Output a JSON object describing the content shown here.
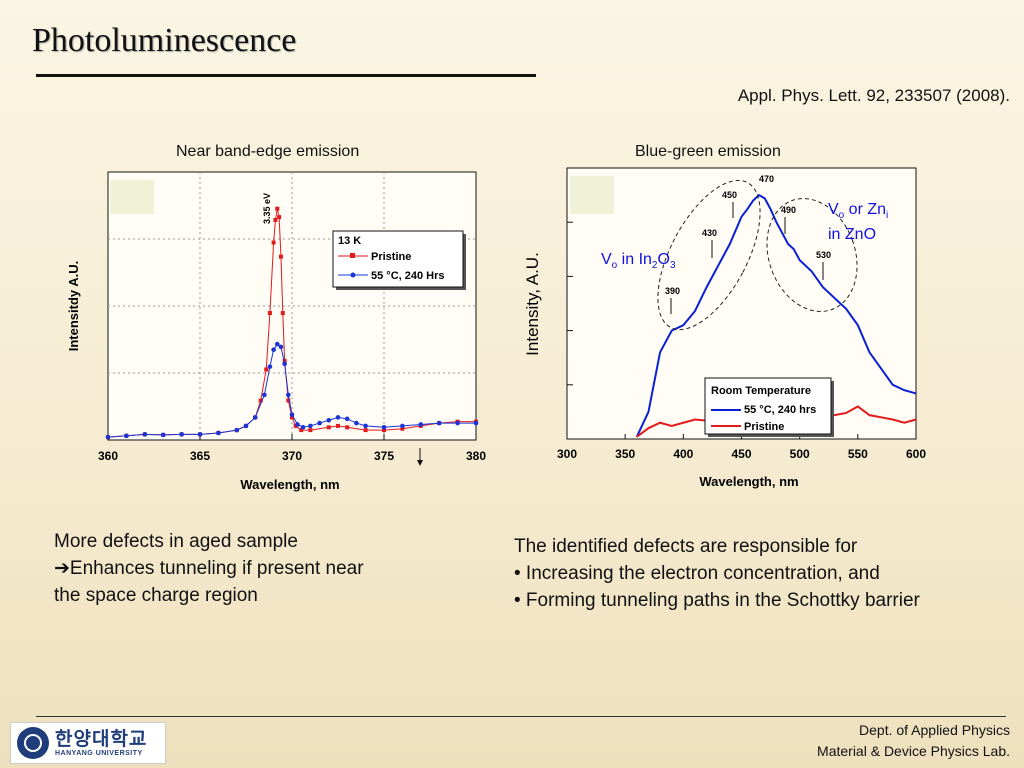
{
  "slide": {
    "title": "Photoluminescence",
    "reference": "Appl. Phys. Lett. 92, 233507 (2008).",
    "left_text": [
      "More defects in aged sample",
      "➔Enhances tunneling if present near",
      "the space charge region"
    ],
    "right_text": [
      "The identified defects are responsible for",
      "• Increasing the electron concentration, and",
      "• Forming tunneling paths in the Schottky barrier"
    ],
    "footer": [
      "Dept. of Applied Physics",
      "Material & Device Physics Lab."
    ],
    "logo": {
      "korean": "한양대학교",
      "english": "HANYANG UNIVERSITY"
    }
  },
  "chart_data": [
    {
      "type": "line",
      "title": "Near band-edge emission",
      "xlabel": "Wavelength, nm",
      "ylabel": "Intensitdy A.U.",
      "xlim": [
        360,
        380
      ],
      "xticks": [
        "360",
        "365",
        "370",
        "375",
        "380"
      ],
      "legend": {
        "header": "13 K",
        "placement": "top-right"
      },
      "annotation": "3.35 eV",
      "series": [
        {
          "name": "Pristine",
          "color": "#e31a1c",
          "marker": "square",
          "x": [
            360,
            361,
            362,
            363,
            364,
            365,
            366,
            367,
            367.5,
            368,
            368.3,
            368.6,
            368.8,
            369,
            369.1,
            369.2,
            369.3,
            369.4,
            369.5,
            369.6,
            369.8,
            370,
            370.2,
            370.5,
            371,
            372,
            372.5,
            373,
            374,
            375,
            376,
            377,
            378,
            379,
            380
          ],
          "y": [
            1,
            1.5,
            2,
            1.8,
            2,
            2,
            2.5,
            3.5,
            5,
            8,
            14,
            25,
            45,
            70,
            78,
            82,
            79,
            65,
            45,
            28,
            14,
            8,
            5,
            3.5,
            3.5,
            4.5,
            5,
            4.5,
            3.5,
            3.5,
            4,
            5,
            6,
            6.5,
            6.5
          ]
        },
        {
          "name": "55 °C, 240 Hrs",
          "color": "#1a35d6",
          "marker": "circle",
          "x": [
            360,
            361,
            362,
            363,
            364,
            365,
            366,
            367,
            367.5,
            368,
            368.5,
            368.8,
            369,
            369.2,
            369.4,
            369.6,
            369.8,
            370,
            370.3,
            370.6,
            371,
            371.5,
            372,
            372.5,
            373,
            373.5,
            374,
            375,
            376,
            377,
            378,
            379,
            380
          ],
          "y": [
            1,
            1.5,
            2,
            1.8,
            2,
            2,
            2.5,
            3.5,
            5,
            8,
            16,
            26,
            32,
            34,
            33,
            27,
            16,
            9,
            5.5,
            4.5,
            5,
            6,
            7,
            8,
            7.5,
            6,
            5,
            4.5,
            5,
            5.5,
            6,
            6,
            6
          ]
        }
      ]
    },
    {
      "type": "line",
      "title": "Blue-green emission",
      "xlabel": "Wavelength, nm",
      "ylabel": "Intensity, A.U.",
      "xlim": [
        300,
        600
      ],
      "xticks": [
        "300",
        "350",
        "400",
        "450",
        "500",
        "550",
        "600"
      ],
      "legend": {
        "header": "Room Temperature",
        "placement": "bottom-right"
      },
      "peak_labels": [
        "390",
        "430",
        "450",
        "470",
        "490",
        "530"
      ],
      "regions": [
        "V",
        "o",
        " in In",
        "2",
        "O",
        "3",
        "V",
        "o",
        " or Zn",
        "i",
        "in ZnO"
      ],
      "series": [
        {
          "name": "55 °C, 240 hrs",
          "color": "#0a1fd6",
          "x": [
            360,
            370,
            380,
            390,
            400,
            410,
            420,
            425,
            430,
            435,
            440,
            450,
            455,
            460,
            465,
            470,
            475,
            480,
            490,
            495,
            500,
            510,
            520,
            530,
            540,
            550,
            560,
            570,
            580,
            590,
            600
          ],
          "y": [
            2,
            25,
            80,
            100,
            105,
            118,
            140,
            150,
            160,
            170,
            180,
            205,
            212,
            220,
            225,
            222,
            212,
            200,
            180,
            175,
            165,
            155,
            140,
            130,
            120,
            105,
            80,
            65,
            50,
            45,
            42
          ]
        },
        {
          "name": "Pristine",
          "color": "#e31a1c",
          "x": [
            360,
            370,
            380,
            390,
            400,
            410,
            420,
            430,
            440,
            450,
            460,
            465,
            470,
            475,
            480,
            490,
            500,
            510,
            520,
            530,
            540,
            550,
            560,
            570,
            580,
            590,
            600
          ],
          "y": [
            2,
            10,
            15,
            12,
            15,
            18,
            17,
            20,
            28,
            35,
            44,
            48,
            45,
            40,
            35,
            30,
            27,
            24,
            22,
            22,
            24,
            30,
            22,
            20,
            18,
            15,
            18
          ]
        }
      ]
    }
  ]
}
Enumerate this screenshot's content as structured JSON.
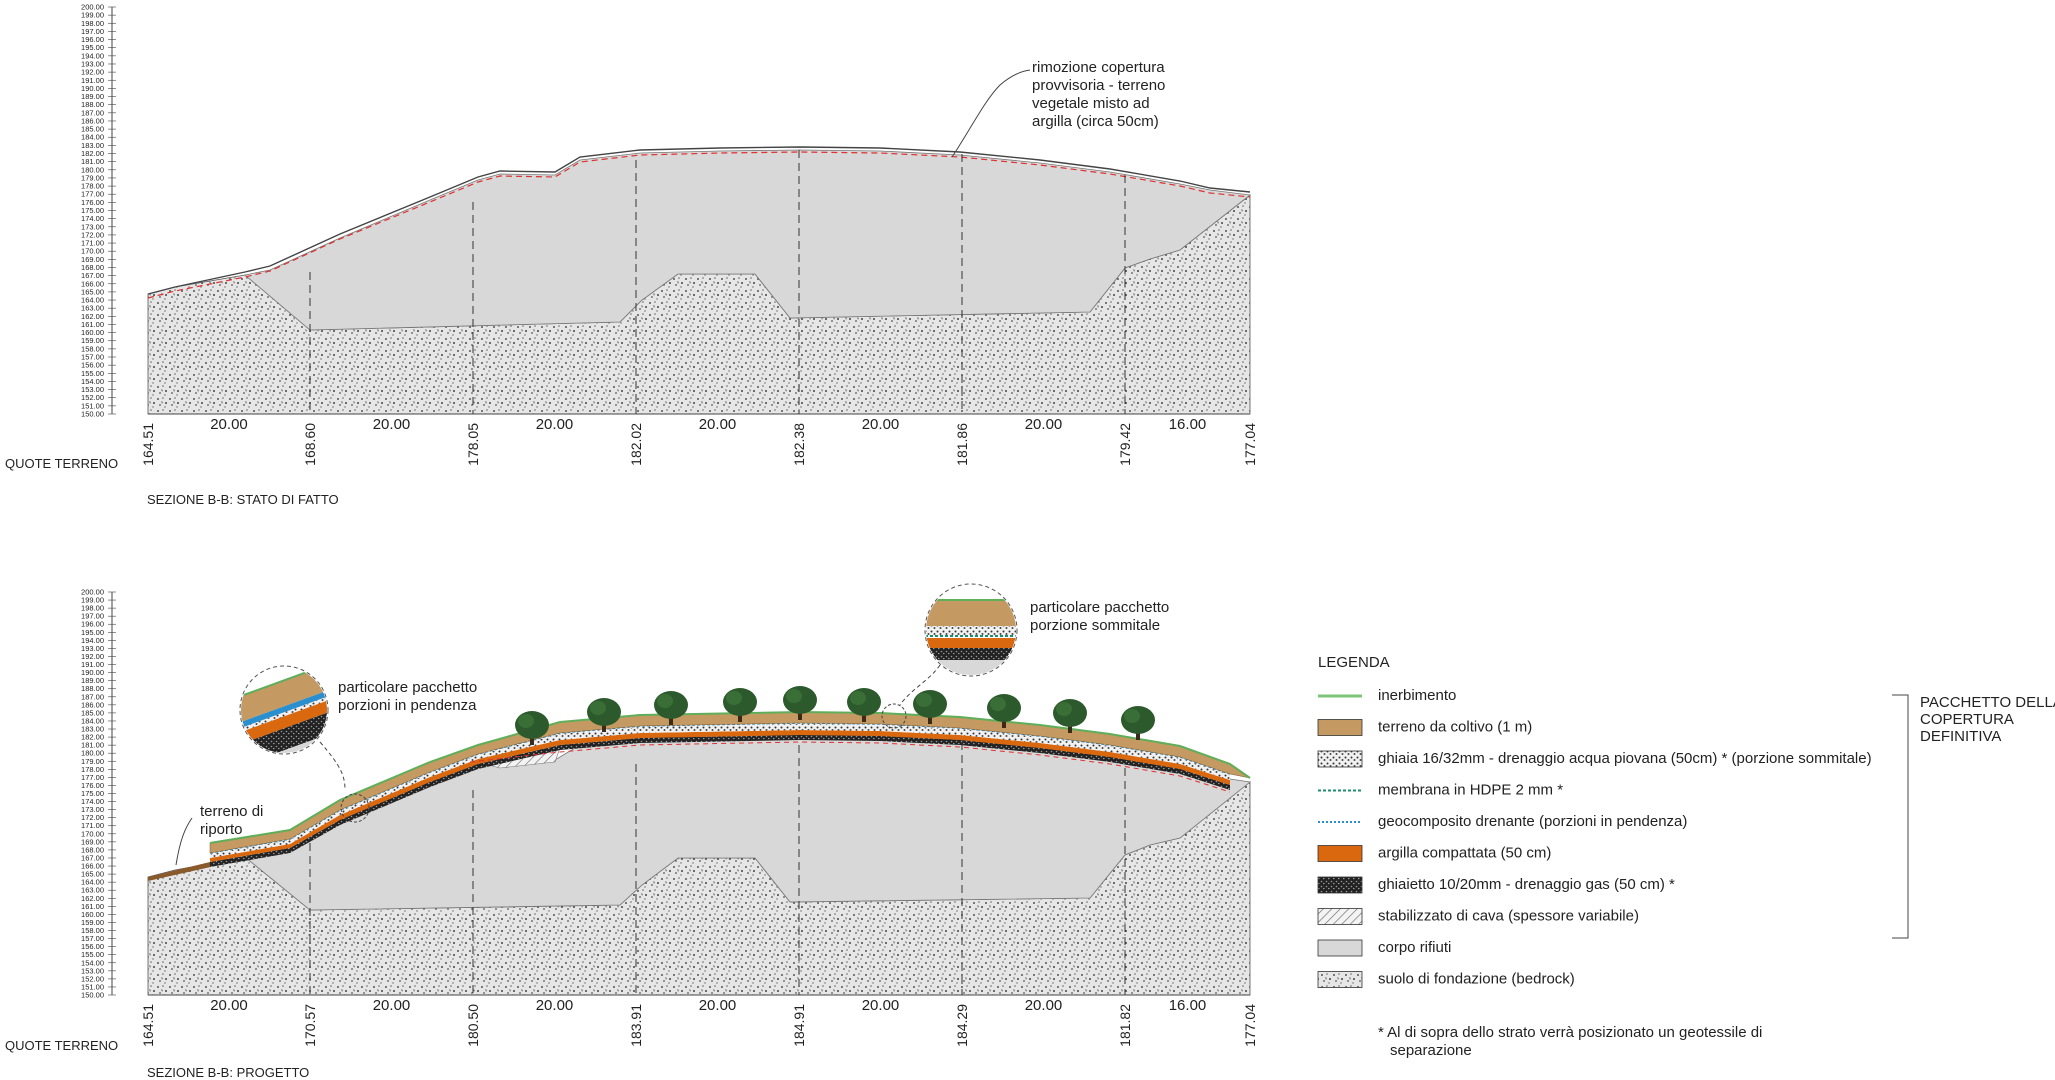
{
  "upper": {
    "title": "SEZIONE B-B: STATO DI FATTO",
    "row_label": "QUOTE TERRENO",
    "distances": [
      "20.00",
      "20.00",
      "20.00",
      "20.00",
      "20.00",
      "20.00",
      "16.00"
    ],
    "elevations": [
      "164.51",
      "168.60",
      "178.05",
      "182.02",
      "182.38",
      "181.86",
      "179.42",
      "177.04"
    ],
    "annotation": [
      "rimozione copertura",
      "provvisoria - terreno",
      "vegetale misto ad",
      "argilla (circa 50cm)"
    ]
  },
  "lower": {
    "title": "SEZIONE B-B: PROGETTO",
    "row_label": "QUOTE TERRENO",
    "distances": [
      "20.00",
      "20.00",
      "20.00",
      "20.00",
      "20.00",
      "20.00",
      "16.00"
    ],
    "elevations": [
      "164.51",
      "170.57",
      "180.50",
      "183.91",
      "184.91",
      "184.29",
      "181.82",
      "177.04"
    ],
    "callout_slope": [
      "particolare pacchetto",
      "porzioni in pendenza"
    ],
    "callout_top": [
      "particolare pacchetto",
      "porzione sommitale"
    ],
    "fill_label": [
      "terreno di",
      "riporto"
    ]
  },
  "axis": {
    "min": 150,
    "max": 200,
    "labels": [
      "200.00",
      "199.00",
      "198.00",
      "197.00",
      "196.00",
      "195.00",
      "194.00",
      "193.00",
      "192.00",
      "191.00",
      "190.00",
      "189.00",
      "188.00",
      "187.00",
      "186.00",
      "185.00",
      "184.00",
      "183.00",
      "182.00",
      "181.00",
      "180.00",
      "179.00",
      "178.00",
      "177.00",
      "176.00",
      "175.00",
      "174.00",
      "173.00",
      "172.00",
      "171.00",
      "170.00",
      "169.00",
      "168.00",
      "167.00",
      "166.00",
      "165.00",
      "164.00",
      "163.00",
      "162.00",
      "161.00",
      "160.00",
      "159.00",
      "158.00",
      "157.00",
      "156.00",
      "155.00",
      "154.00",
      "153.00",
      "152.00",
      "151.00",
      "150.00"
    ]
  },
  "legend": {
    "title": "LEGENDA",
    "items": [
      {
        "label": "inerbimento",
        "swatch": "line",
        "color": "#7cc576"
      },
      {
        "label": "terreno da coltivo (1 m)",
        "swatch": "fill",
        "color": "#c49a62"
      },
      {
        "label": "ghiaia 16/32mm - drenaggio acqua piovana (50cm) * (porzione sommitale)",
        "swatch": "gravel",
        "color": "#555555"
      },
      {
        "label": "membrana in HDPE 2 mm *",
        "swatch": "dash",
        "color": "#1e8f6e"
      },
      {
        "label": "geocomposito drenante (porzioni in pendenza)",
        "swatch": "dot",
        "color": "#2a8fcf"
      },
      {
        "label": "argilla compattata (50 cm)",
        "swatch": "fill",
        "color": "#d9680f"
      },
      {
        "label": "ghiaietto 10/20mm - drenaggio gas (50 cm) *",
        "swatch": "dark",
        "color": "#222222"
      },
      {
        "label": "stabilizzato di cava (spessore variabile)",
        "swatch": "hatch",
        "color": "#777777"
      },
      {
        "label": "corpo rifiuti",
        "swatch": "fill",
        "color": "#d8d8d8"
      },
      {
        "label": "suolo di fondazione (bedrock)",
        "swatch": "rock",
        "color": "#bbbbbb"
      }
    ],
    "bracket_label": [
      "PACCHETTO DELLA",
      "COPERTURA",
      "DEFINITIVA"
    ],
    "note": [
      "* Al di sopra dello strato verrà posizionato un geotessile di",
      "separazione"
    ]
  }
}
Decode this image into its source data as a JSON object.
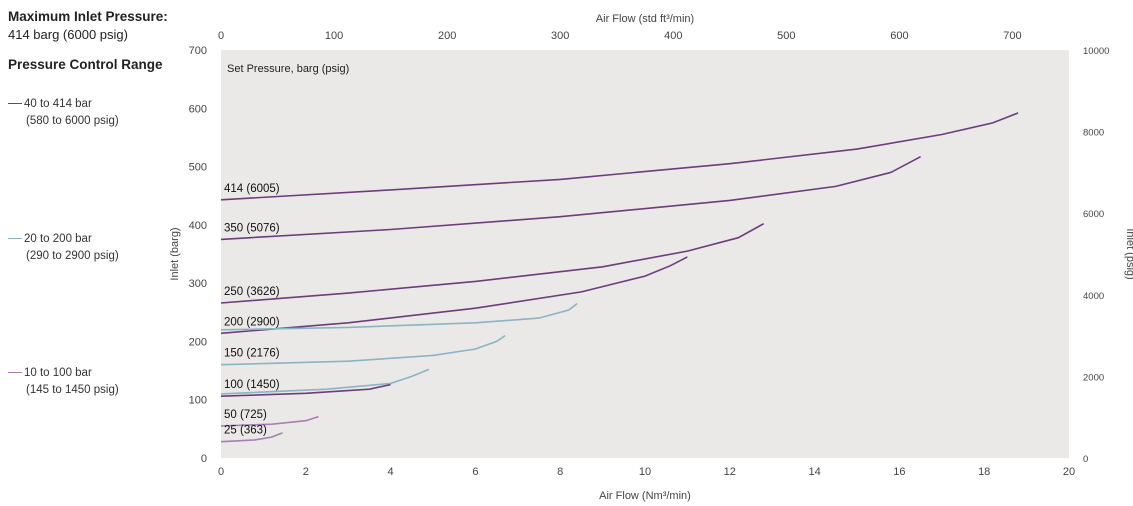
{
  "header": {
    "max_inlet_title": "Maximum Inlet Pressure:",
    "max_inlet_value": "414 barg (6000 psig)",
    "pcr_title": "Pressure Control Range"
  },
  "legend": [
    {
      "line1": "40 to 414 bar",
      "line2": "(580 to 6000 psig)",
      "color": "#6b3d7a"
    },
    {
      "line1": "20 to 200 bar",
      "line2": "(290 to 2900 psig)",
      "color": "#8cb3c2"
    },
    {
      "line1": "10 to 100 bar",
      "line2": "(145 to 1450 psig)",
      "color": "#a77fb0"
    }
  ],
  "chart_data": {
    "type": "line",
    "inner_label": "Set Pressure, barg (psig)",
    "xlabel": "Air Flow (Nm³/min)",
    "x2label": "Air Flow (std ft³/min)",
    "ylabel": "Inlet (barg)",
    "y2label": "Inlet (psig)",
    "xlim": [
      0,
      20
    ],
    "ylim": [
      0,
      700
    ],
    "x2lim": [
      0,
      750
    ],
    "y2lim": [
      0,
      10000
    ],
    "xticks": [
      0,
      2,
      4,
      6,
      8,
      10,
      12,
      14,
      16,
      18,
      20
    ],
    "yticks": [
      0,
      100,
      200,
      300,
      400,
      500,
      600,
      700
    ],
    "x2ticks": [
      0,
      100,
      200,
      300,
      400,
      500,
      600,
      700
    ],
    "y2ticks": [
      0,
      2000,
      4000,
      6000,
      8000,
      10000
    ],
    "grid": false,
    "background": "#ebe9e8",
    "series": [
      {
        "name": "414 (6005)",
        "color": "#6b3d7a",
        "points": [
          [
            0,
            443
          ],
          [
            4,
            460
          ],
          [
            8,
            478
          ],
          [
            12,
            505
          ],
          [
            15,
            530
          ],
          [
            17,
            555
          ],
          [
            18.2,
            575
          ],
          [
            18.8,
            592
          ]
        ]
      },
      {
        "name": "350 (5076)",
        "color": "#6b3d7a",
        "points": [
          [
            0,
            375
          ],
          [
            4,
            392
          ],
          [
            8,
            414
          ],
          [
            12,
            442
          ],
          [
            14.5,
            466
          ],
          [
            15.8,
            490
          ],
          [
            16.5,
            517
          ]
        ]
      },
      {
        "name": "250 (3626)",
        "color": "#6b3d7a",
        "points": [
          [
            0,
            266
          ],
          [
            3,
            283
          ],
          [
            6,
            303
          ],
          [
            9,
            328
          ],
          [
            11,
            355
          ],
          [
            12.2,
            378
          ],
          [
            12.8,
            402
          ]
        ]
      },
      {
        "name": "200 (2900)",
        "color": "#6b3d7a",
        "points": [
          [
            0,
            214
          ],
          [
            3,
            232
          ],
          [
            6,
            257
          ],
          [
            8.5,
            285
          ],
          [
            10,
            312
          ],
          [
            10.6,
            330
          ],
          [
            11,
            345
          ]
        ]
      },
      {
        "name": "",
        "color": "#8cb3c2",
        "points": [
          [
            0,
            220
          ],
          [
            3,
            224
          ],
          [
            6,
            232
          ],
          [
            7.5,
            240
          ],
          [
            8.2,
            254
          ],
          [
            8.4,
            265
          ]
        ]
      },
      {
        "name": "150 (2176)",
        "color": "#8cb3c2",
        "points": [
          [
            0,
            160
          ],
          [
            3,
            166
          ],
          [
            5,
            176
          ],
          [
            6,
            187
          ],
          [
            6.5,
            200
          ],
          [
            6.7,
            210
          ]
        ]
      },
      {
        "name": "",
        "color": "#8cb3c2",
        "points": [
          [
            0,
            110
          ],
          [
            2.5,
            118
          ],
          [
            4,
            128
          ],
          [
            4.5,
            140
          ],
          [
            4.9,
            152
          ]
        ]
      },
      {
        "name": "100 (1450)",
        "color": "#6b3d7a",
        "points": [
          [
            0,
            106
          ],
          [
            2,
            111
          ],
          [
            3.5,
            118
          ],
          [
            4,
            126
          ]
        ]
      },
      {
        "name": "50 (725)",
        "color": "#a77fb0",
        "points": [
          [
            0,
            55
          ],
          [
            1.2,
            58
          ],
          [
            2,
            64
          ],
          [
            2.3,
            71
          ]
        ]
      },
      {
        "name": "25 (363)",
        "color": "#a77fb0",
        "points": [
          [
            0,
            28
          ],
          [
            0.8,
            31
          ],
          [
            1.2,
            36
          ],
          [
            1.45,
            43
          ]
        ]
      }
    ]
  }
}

● ● ● ● ● ● ●

| Short problem |
Pull out each line of the records holding the string "this".

| In response |
Enumerate this screenshot's content as structured JSON.
Decode this image into its source data as a JSON object.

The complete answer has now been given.